TASK TO CARRY OUT> Look through the entries below and report how many lines hold the string "Parse". Only the number is wanted.

------ PROVIDED RECORDS ------

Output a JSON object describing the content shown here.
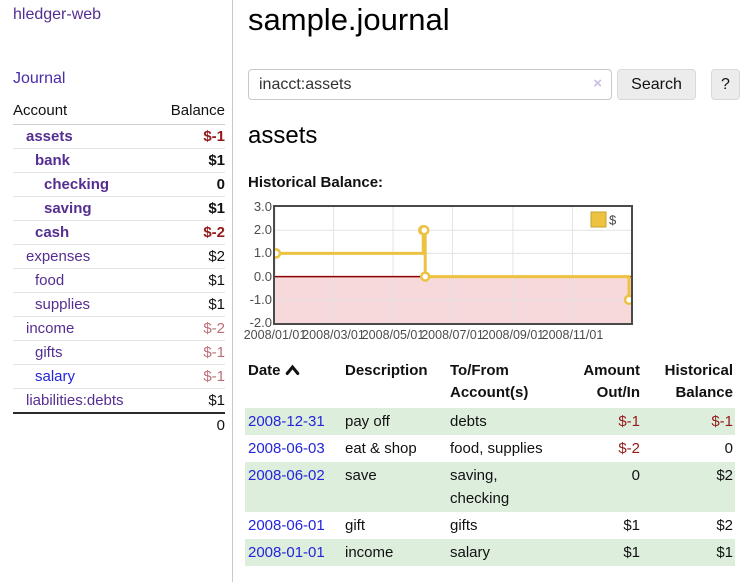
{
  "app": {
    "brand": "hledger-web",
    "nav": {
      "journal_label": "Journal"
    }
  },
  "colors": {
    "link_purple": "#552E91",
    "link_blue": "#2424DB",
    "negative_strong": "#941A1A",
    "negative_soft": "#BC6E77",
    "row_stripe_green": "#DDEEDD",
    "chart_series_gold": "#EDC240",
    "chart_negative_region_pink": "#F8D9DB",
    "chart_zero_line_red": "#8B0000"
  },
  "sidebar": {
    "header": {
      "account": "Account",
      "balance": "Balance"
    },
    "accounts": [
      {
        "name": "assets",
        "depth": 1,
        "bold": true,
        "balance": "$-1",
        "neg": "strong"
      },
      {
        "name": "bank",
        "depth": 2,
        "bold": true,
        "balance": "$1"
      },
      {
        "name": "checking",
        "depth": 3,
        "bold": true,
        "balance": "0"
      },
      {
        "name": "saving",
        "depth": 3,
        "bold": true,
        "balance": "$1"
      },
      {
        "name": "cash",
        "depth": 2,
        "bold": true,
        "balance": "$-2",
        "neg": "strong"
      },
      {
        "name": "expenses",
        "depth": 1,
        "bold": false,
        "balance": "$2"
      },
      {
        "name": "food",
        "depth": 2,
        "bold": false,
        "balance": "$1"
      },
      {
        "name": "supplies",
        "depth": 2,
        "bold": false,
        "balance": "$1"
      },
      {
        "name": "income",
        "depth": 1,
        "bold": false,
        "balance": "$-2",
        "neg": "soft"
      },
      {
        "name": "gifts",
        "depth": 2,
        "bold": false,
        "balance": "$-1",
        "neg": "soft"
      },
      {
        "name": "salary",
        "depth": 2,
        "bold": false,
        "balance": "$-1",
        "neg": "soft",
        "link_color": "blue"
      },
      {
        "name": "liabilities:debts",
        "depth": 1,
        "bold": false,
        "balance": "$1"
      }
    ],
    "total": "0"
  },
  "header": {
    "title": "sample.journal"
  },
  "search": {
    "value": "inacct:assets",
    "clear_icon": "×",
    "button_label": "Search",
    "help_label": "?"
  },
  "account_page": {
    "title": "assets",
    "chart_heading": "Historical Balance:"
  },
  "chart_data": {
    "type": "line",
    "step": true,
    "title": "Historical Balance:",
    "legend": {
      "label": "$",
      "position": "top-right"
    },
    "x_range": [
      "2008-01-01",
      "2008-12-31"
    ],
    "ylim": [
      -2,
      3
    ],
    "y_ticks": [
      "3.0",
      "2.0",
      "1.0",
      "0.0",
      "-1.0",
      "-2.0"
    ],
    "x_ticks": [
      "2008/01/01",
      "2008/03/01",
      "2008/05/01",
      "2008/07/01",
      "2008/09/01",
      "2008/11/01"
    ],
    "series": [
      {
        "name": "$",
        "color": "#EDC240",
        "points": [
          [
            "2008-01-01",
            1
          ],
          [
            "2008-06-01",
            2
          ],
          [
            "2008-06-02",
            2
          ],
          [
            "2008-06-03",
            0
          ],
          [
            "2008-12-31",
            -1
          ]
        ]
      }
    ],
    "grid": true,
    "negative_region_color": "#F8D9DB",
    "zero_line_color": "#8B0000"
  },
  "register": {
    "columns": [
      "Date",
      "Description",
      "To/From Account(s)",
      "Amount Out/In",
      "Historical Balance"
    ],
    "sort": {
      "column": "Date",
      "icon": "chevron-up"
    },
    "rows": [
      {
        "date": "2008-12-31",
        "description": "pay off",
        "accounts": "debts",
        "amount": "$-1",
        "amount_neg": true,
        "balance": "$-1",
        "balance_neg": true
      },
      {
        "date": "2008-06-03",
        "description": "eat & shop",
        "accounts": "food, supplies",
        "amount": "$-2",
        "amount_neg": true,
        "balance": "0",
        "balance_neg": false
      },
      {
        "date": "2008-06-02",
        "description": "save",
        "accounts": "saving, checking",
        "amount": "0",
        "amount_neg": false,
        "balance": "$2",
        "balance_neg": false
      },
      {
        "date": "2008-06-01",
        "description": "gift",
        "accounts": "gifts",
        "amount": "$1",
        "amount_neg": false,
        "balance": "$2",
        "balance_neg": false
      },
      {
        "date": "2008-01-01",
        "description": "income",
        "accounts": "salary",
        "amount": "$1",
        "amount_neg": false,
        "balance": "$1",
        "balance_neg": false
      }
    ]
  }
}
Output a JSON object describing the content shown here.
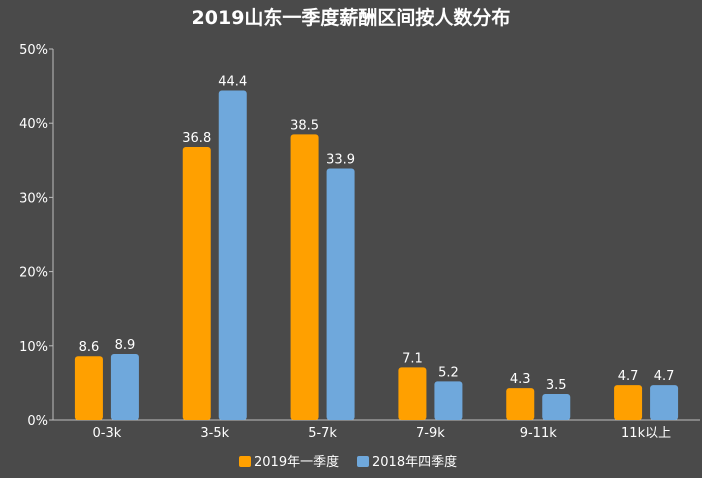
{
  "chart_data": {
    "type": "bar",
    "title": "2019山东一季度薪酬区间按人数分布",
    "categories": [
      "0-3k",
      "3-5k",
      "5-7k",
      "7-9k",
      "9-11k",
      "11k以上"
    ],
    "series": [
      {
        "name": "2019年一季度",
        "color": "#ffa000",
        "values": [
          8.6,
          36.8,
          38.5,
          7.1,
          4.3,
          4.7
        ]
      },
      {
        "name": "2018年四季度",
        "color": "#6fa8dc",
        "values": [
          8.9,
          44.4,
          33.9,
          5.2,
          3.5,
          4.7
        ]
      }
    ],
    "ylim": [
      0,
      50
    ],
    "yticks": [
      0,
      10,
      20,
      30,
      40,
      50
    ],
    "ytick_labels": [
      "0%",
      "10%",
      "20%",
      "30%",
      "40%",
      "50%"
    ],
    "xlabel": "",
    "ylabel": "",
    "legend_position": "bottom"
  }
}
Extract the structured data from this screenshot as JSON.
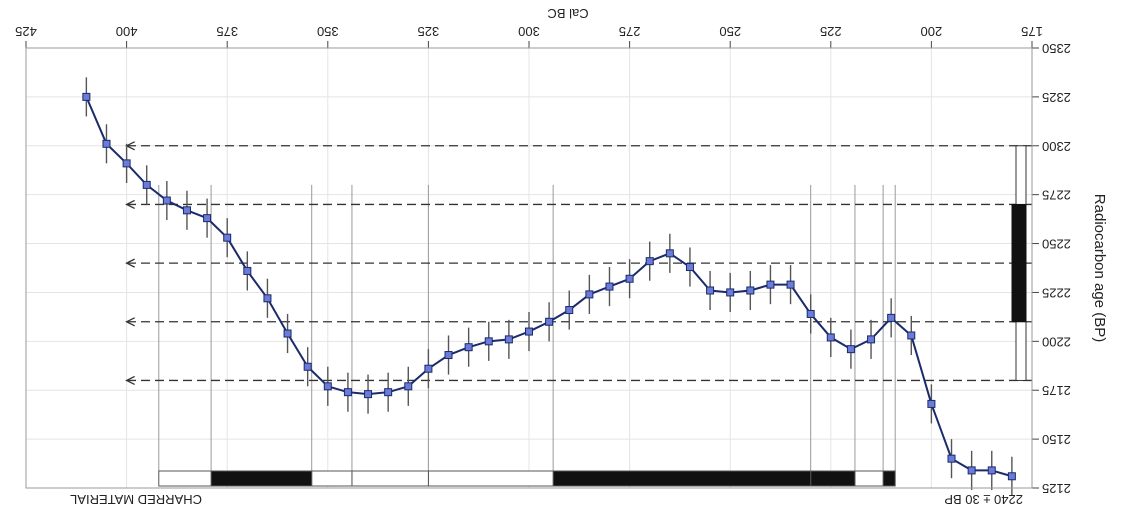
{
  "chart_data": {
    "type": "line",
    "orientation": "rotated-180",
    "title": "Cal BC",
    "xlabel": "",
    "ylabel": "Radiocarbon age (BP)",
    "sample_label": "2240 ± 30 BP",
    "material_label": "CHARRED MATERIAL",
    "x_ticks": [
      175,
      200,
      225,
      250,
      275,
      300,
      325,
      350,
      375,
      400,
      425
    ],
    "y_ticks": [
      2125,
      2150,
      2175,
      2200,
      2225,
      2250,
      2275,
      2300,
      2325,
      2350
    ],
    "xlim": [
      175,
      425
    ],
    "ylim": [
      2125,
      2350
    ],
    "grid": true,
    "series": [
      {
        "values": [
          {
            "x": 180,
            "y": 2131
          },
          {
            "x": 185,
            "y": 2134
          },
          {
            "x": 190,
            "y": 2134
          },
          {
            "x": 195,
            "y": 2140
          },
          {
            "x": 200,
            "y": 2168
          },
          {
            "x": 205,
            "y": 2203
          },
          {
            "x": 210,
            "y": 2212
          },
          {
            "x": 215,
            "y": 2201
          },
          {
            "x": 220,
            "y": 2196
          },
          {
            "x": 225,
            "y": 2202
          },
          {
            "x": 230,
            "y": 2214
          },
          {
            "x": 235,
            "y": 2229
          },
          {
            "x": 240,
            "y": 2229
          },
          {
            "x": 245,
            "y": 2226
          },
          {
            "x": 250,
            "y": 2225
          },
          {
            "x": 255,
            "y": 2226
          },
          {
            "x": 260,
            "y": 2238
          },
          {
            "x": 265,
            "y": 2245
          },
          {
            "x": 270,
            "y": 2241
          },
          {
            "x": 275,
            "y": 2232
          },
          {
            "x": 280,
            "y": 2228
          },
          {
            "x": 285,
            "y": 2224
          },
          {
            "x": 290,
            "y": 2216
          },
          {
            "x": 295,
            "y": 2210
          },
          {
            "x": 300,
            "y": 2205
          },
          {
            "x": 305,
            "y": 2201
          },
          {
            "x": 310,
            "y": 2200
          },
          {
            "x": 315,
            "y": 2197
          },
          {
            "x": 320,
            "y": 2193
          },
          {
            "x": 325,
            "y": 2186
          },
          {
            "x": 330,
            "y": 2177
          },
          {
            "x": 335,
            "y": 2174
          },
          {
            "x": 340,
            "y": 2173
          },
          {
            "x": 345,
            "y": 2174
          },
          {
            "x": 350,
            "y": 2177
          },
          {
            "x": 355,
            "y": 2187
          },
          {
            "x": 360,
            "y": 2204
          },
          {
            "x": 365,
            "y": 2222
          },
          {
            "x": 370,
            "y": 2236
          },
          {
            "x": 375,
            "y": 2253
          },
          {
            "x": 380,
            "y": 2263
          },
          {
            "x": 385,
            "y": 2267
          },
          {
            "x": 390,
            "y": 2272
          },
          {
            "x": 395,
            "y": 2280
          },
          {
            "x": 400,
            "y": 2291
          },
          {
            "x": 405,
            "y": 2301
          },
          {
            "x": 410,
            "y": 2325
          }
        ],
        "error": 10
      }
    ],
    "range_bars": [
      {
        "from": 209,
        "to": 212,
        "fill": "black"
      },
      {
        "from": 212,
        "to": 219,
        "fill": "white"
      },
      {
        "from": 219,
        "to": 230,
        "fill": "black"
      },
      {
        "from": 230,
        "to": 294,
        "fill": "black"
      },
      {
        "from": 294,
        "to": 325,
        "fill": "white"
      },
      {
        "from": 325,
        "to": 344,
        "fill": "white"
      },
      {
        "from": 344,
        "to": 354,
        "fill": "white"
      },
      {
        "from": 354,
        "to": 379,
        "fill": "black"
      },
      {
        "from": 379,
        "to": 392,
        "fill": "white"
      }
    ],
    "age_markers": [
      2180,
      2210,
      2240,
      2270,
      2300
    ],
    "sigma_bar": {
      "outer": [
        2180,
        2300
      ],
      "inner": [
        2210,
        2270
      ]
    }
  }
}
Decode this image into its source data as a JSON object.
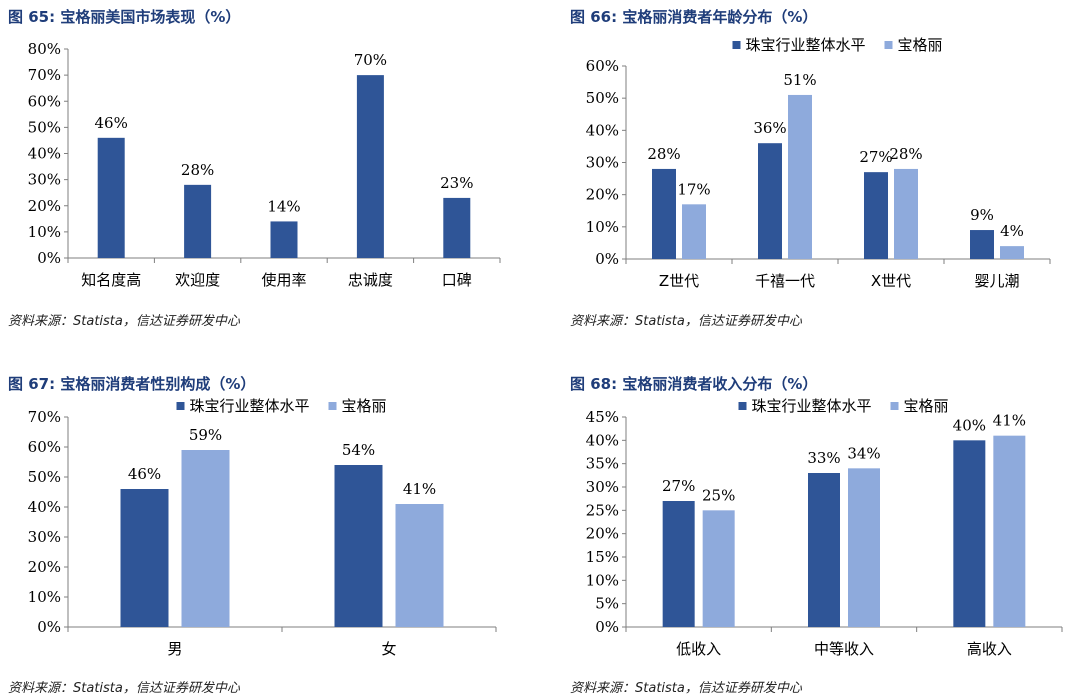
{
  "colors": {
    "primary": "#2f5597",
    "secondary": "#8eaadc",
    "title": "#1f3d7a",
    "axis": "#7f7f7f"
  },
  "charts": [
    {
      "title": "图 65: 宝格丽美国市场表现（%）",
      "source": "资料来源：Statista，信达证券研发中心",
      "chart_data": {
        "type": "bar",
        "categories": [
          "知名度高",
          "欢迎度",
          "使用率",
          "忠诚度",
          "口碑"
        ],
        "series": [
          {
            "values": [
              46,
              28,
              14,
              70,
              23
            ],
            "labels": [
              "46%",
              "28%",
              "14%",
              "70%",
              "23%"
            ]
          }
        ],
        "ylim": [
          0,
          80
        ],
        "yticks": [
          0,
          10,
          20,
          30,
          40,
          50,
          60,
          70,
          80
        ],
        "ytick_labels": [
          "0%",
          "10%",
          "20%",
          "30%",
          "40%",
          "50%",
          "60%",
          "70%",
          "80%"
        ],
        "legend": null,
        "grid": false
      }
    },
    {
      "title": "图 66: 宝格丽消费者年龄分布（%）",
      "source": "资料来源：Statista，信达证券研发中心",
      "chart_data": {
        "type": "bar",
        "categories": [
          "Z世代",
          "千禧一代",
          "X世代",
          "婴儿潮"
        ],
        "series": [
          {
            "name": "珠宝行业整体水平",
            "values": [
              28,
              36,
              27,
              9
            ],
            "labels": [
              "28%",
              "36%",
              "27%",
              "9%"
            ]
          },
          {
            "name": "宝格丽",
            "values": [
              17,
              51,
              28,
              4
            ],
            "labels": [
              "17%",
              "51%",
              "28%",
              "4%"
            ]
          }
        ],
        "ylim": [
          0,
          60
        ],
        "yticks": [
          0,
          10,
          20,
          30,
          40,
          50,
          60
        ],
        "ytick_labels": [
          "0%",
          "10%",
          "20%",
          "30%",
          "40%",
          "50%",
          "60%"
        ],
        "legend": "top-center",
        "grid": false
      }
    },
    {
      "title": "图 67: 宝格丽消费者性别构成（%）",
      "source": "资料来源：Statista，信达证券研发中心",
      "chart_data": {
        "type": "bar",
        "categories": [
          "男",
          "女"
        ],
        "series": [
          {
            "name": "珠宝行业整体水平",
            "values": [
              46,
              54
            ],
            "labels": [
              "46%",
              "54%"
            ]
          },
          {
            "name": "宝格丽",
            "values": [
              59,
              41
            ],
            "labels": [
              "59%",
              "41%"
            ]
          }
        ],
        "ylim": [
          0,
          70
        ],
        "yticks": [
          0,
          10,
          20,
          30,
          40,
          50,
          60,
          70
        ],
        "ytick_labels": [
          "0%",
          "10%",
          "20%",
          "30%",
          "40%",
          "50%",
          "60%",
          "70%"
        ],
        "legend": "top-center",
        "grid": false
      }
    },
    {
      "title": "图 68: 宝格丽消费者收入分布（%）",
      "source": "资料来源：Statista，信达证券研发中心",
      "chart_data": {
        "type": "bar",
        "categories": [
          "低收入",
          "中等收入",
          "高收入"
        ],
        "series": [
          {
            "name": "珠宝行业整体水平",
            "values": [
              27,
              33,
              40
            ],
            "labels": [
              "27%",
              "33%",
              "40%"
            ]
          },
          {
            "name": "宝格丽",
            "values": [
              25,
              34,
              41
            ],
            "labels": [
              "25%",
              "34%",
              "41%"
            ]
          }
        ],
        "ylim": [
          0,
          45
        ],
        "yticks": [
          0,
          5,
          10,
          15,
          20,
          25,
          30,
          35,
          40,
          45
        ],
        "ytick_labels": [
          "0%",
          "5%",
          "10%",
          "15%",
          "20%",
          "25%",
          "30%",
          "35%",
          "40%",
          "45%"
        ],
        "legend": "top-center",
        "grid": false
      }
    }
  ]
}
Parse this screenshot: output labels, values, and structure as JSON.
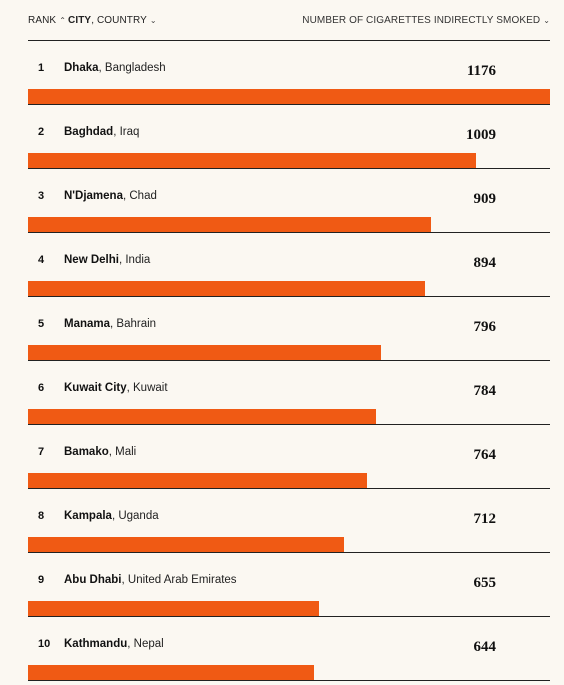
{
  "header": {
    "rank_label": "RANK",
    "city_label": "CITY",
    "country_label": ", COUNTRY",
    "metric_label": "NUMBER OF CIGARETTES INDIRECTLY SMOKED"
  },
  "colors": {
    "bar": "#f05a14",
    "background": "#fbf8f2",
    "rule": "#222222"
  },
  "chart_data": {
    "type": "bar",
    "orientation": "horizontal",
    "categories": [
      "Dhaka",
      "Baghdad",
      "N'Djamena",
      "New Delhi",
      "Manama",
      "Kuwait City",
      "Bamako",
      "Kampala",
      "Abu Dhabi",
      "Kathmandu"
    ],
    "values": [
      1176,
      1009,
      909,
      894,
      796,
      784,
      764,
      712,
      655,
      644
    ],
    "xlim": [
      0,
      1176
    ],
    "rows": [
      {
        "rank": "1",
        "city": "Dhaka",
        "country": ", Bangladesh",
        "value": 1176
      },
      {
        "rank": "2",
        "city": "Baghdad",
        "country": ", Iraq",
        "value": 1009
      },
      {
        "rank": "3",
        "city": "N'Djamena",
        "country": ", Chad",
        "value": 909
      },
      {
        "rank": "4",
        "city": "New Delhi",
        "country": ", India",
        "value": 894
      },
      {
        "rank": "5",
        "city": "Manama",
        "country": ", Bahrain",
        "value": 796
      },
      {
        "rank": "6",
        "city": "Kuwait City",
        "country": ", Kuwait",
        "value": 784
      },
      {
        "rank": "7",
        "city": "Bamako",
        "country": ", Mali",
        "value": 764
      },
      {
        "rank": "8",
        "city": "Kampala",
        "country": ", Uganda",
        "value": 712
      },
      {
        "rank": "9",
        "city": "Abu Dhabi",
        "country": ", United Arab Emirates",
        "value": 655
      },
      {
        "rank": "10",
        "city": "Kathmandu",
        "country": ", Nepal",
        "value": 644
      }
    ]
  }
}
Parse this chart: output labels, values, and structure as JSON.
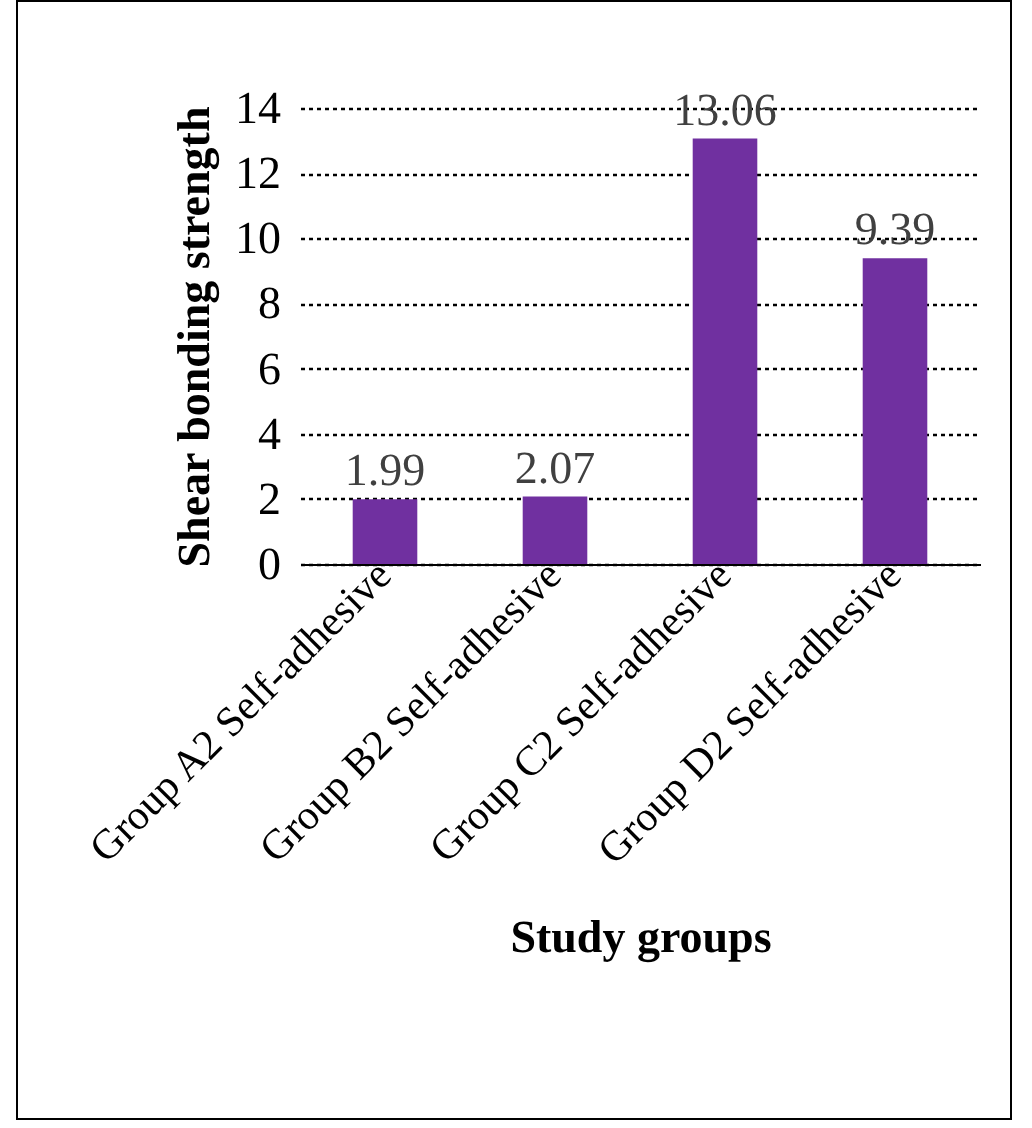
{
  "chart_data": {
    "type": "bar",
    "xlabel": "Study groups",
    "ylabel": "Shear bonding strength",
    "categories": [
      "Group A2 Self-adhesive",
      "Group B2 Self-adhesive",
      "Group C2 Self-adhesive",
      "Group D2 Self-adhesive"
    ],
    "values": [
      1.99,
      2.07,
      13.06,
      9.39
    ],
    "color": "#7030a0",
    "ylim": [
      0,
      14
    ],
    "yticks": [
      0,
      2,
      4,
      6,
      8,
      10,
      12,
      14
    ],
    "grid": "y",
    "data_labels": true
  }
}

------

ANSWER FOR THE TASK> 2